Only the lines holding the string "account" are needed. Copy each one.
━━━━
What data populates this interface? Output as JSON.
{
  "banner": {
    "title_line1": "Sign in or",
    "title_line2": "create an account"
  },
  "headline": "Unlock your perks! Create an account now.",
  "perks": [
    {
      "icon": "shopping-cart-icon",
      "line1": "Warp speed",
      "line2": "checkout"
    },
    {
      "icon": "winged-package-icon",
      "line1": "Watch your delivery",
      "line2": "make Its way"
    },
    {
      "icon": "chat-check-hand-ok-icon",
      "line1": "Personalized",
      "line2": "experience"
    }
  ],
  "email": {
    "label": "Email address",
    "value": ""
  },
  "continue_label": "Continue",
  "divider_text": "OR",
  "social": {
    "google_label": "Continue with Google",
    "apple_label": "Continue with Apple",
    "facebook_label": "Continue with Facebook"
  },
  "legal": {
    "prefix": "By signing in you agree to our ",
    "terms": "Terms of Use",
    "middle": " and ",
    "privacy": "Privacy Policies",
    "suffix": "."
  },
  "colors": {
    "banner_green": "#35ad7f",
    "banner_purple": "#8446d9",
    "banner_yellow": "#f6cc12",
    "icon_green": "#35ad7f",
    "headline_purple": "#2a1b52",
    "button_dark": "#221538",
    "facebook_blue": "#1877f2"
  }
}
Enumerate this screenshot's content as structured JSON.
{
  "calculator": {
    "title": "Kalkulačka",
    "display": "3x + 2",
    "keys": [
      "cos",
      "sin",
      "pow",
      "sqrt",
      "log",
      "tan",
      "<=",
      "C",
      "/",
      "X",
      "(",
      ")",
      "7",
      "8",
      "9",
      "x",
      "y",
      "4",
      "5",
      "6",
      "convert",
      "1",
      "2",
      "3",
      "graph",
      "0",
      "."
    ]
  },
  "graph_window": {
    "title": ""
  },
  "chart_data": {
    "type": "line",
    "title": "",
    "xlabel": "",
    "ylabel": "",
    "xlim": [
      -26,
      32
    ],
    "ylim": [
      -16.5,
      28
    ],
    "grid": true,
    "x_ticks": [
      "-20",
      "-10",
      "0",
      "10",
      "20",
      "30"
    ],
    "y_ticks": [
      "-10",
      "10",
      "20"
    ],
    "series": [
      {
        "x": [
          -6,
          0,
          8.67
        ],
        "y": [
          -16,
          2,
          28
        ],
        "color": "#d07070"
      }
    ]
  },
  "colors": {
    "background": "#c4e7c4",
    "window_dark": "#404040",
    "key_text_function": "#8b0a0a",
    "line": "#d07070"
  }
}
━━━━
**RESPONSE BELOW**
    "title_line2": "create an account"
  "headline": "Unlock your perks! Create an account now.",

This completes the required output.